____ RECORDS PROVIDED
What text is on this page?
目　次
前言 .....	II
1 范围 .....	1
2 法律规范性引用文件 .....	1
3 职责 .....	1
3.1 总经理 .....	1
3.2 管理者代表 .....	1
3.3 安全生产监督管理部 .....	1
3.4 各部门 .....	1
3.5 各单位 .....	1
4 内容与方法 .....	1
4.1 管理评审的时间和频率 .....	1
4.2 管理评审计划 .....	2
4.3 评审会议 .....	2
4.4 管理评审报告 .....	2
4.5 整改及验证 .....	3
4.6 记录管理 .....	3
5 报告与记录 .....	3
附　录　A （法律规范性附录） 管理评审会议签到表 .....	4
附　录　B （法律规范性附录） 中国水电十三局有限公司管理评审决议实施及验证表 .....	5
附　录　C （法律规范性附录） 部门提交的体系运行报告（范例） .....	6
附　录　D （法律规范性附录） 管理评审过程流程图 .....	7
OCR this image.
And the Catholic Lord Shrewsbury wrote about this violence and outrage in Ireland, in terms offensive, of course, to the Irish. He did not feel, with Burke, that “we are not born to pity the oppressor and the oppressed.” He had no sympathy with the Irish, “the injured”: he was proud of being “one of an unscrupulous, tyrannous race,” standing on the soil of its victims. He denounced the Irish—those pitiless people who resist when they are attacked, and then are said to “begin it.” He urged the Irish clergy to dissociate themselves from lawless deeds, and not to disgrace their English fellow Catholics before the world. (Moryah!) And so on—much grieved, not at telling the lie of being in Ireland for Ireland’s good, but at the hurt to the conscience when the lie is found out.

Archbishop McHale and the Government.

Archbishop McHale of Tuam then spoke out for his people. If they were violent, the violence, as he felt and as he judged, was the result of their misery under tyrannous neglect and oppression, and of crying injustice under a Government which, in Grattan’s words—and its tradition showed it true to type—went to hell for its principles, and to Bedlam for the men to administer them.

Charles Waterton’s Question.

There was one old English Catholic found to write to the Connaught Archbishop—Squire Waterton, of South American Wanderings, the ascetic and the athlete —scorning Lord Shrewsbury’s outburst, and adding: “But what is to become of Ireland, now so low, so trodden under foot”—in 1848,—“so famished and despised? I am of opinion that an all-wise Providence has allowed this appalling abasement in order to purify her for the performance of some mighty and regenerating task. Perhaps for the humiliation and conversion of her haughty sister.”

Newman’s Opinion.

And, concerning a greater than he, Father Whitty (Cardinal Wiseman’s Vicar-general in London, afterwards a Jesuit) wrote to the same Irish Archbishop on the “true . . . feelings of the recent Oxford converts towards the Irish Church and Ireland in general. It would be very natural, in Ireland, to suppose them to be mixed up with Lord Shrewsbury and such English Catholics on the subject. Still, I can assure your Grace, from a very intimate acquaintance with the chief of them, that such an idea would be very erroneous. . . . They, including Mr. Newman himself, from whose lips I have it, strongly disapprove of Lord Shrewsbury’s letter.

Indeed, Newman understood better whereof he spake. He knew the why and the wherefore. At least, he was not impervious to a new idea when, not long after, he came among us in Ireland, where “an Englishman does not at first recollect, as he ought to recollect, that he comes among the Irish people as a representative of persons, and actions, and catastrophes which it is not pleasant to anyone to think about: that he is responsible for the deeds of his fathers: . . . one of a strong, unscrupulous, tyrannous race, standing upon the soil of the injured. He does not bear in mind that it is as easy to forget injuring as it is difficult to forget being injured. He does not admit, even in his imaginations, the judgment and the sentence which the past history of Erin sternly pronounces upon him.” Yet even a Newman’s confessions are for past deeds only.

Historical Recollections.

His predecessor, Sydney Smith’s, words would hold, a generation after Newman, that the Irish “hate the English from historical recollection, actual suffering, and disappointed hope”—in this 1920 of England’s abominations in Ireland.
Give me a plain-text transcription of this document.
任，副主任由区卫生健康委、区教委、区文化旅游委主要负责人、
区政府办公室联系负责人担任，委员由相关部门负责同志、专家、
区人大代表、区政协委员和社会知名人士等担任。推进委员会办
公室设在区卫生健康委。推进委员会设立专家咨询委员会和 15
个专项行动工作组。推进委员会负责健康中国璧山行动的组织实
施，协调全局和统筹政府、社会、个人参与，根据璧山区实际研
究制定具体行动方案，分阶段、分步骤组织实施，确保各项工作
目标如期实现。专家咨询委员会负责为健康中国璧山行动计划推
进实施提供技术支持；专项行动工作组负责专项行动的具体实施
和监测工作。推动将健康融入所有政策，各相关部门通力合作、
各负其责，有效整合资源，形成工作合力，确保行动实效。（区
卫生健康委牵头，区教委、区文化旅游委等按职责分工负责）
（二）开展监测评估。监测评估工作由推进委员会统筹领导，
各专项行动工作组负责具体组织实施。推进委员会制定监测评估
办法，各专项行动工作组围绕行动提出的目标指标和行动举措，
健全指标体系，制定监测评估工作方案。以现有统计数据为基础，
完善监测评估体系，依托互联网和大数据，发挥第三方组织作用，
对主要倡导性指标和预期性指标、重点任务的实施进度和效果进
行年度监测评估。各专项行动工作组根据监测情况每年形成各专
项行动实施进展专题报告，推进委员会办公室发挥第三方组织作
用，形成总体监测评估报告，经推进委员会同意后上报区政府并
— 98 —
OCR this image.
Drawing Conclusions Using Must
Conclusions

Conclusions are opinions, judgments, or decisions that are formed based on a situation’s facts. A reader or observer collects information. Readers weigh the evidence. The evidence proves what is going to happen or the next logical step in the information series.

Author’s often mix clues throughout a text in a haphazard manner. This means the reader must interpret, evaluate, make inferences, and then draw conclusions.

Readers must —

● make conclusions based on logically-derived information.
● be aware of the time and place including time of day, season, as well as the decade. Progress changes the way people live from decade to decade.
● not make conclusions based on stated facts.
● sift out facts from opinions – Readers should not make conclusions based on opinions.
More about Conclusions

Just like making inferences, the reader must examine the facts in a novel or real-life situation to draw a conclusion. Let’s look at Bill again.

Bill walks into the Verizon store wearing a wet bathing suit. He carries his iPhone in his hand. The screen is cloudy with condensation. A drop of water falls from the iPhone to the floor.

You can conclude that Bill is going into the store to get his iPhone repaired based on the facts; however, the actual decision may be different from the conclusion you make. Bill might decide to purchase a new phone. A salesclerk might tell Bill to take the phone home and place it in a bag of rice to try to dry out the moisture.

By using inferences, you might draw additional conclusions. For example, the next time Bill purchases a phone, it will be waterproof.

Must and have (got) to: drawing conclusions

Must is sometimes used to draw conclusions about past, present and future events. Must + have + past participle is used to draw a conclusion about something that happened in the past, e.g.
________
TASK BRIEF –
Emit the full listing verbatim.

RIGHT ANSWER –
What text is on this page?
目　次
前言 .....	II
1 范围 .....	1
2 法律规范性引用文件 .....	1
3 职责 .....	1
3.1 总经理 .....	1
3.2 管理者代表 .....	1
3.3 安全生产监督管理部 .....	1
3.4 各部门 .....	1
3.5 各单位 .....	1
4 内容与方法 .....	1
4.1 管理评审的时间和频率 .....	1
4.2 管理评审计划 .....	2
4.3 评审会议 .....	2
4.4 管理评审报告 .....	2
4.5 整改及验证 .....	3
4.6 记录管理 .....	3
5 报告与记录 .....	3
附　录　A （法律规范性附录） 管理评审会议签到表 .....	4
附　录　B （法律规范性附录） 中国水电十三局有限公司管理评审决议实施及验证表 .....	5
附　录　C （法律规范性附录） 部门提交的体系运行报告（范例） .....	6
附　录　D （法律规范性附录） 管理评审过程流程图 .....	7
OCR this image.
And the Catholic Lord Shrewsbury wrote about this violence and outrage in Ireland, in terms offensive, of course, to the Irish. He did not feel, with Burke, that “we are not born to pity the oppressor and the oppressed.” He had no sympathy with the Irish, “the injured”: he was proud of being “one of an unscrupulous, tyrannous race,” standing on the soil of its victims. He denounced the Irish—those pitiless people who resist when they are attacked, and then are said to “begin it.” He urged the Irish clergy to dissociate themselves from lawless deeds, and not to disgrace their English fellow Catholics before the world. (Moryah!) And so on—much grieved, not at telling the lie of being in Ireland for Ireland’s good, but at the hurt to the conscience when the lie is found out.

Archbishop McHale and the Government.

Archbishop McHale of Tuam then spoke out for his people. If they were violent, the violence, as he felt and as he judged, was the result of their misery under tyrannous neglect and oppression, and of crying injustice under a Government which, in Grattan’s words—and its tradition showed it true to type—went to hell for its principles, and to Bedlam for the men to administer them.

Charles Waterton’s Question.

There was one old English Catholic found to write to the Connaught Archbishop—Squire Waterton, of South American Wanderings, the ascetic and the athlete —scorning Lord Shrewsbury’s outburst, and adding: “But what is to become of Ireland, now so low, so trodden under foot”—in 1848,—“so famished and despised? I am of opinion that an all-wise Providence has allowed this appalling abasement in order to purify her for the performance of some mighty and regenerating task. Perhaps for the humiliation and conversion of her haughty sister.”

Newman’s Opinion.

And, concerning a greater than he, Father Whitty (Cardinal Wiseman’s Vicar-general in London, afterwards a Jesuit) wrote to the same Irish Archbishop on the “true . . . feelings of the recent Oxford converts towards the Irish Church and Ireland in general. It would be very natural, in Ireland, to suppose them to be mixed up with Lord Shrewsbury and such English Catholics on the subject. Still, I can assure your Grace, from a very intimate acquaintance with the chief of them, that such an idea would be very erroneous. . . . They, including Mr. Newman himself, from whose lips I have it, strongly disapprove of Lord Shrewsbury’s letter.

Indeed, Newman understood better whereof he spake. He knew the why and the wherefore. At least, he was not impervious to a new idea when, not long after, he came among us in Ireland, where “an Englishman does not at first recollect, as he ought to recollect, that he comes among the Irish people as a representative of persons, and actions, and catastrophes which it is not pleasant to anyone to think about: that he is responsible for the deeds of his fathers: . . . one of a strong, unscrupulous, tyrannous race, standing upon the soil of the injured. He does not bear in mind that it is as easy to forget injuring as it is difficult to forget being injured. He does not admit, even in his imaginations, the judgment and the sentence which the past history of Erin sternly pronounces upon him.” Yet even a Newman’s confessions are for past deeds only.

Historical Recollections.

His predecessor, Sydney Smith’s, words would hold, a generation after Newman, that the Irish “hate the English from historical recollection, actual suffering, and disappointed hope”—in this 1920 of England’s abominations in Ireland.
Give me a plain-text transcription of this document.
任，副主任由区卫生健康委、区教委、区文化旅游委主要负责人、
区政府办公室联系负责人担任，委员由相关部门负责同志、专家、
区人大代表、区政协委员和社会知名人士等担任。推进委员会办
公室设在区卫生健康委。推进委员会设立专家咨询委员会和 15
个专项行动工作组。推进委员会负责健康中国璧山行动的组织实
施，协调全局和统筹政府、社会、个人参与，根据璧山区实际研
究制定具体行动方案，分阶段、分步骤组织实施，确保各项工作
目标如期实现。专家咨询委员会负责为健康中国璧山行动计划推
进实施提供技术支持；专项行动工作组负责专项行动的具体实施
和监测工作。推动将健康融入所有政策，各相关部门通力合作、
各负其责，有效整合资源，形成工作合力，确保行动实效。（区
卫生健康委牵头，区教委、区文化旅游委等按职责分工负责）
（二）开展监测评估。监测评估工作由推进委员会统筹领导，
各专项行动工作组负责具体组织实施。推进委员会制定监测评估
办法，各专项行动工作组围绕行动提出的目标指标和行动举措，
健全指标体系，制定监测评估工作方案。以现有统计数据为基础，
完善监测评估体系，依托互联网和大数据，发挥第三方组织作用，
对主要倡导性指标和预期性指标、重点任务的实施进度和效果进
行年度监测评估。各专项行动工作组根据监测情况每年形成各专
项行动实施进展专题报告，推进委员会办公室发挥第三方组织作
用，形成总体监测评估报告，经推进委员会同意后上报区政府并
— 98 —
OCR this image.
Drawing Conclusions Using Must
Conclusions

Conclusions are opinions, judgments, or decisions that are formed based on a situation’s facts. A reader or observer collects information. Readers weigh the evidence. The evidence proves what is going to happen or the next logical step in the information series.

Author’s often mix clues throughout a text in a haphazard manner. This means the reader must interpret, evaluate, make inferences, and then draw conclusions.

Readers must —

● make conclusions based on logically-derived information.
● be aware of the time and place including time of day, season, as well as the decade. Progress changes the way people live from decade to decade.
● not make conclusions based on stated facts.
● sift out facts from opinions – Readers should not make conclusions based on opinions.
More about Conclusions

Just like making inferences, the reader must examine the facts in a novel or real-life situation to draw a conclusion. Let’s look at Bill again.

Bill walks into the Verizon store wearing a wet bathing suit. He carries his iPhone in his hand. The screen is cloudy with condensation. A drop of water falls from the iPhone to the floor.

You can conclude that Bill is going into the store to get his iPhone repaired based on the facts; however, the actual decision may be different from the conclusion you make. Bill might decide to purchase a new phone. A salesclerk might tell Bill to take the phone home and place it in a bag of rice to try to dry out the moisture.

By using inferences, you might draw additional conclusions. For example, the next time Bill purchases a phone, it will be waterproof.

Must and have (got) to: drawing conclusions

Must is sometimes used to draw conclusions about past, present and future events. Must + have + past participle is used to draw a conclusion about something that happened in the past, e.g.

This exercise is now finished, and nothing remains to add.